▶ _Records to use_:
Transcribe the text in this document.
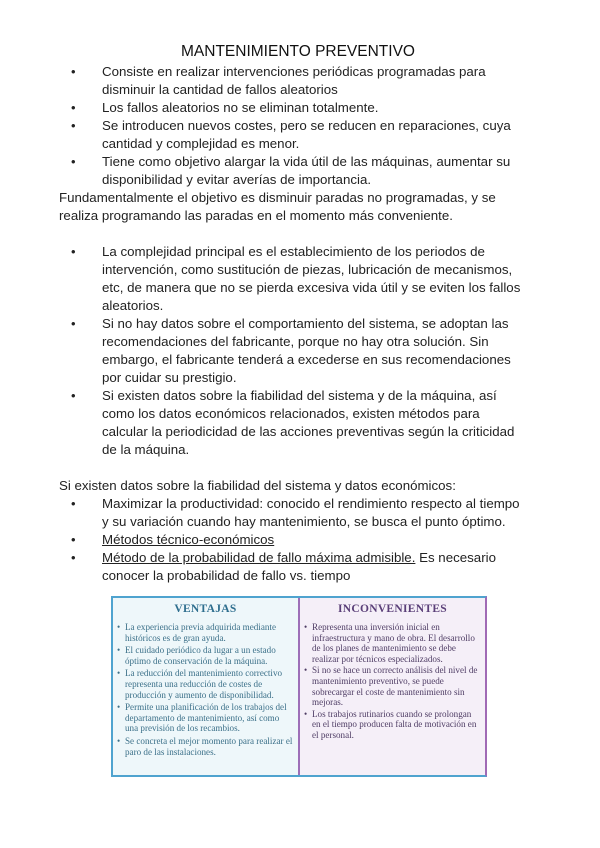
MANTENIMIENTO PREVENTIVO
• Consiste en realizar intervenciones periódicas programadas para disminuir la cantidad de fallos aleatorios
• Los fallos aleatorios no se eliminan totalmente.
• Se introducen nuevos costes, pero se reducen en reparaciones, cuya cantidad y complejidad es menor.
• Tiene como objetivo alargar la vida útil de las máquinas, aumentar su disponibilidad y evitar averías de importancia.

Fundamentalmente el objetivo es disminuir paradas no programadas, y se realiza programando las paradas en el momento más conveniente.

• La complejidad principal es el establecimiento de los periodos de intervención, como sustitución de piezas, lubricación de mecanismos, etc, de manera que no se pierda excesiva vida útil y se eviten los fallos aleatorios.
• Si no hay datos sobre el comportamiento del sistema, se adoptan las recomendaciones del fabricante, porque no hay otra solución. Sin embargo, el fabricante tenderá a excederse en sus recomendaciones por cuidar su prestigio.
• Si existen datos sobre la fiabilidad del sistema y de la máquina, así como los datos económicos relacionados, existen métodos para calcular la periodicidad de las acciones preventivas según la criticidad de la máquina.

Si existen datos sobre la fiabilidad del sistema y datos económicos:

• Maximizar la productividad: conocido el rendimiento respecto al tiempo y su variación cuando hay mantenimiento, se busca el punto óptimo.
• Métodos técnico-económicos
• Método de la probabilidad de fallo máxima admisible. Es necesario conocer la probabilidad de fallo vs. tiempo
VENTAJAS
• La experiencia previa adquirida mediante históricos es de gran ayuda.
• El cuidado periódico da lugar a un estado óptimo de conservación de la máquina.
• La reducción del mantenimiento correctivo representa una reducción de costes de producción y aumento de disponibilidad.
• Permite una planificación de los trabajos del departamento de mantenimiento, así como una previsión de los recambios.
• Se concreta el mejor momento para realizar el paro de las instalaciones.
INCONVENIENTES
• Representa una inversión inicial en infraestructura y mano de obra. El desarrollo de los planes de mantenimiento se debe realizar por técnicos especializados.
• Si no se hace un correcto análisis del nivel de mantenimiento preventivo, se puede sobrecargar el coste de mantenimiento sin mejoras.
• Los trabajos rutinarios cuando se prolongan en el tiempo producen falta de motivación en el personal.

▶ _What to produce_: Copy the material shown above in full and exactly. Skip the pictures.

▶ _Solution to this problem_:
Transcribe the text in this document.
MANTENIMIENTO PREVENTIVO
• Consiste en realizar intervenciones periódicas programadas para disminuir la cantidad de fallos aleatorios
• Los fallos aleatorios no se eliminan totalmente.
• Se introducen nuevos costes, pero se reducen en reparaciones, cuya cantidad y complejidad es menor.
• Tiene como objetivo alargar la vida útil de las máquinas, aumentar su disponibilidad y evitar averías de importancia.

Fundamentalmente el objetivo es disminuir paradas no programadas, y se realiza programando las paradas en el momento más conveniente.

• La complejidad principal es el establecimiento de los periodos de intervención, como sustitución de piezas, lubricación de mecanismos, etc, de manera que no se pierda excesiva vida útil y se eviten los fallos aleatorios.
• Si no hay datos sobre el comportamiento del sistema, se adoptan las recomendaciones del fabricante, porque no hay otra solución. Sin embargo, el fabricante tenderá a excederse en sus recomendaciones por cuidar su prestigio.
• Si existen datos sobre la fiabilidad del sistema y de la máquina, así como los datos económicos relacionados, existen métodos para calcular la periodicidad de las acciones preventivas según la criticidad de la máquina.

Si existen datos sobre la fiabilidad del sistema y datos económicos:

• Maximizar la productividad: conocido el rendimiento respecto al tiempo y su variación cuando hay mantenimiento, se busca el punto óptimo.
• Métodos técnico-económicos
• Método de la probabilidad de fallo máxima admisible. Es necesario conocer la probabilidad de fallo vs. tiempo
VENTAJAS
• La experiencia previa adquirida mediante históricos es de gran ayuda.
• El cuidado periódico da lugar a un estado óptimo de conservación de la máquina.
• La reducción del mantenimiento correctivo representa una reducción de costes de producción y aumento de disponibilidad.
• Permite una planificación de los trabajos del departamento de mantenimiento, así como una previsión de los recambios.
• Se concreta el mejor momento para realizar el paro de las instalaciones.
INCONVENIENTES
• Representa una inversión inicial en infraestructura y mano de obra. El desarrollo de los planes de mantenimiento se debe realizar por técnicos especializados.
• Si no se hace un correcto análisis del nivel de mantenimiento preventivo, se puede sobrecargar el coste de mantenimiento sin mejoras.
• Los trabajos rutinarios cuando se prolongan en el tiempo producen falta de motivación en el personal.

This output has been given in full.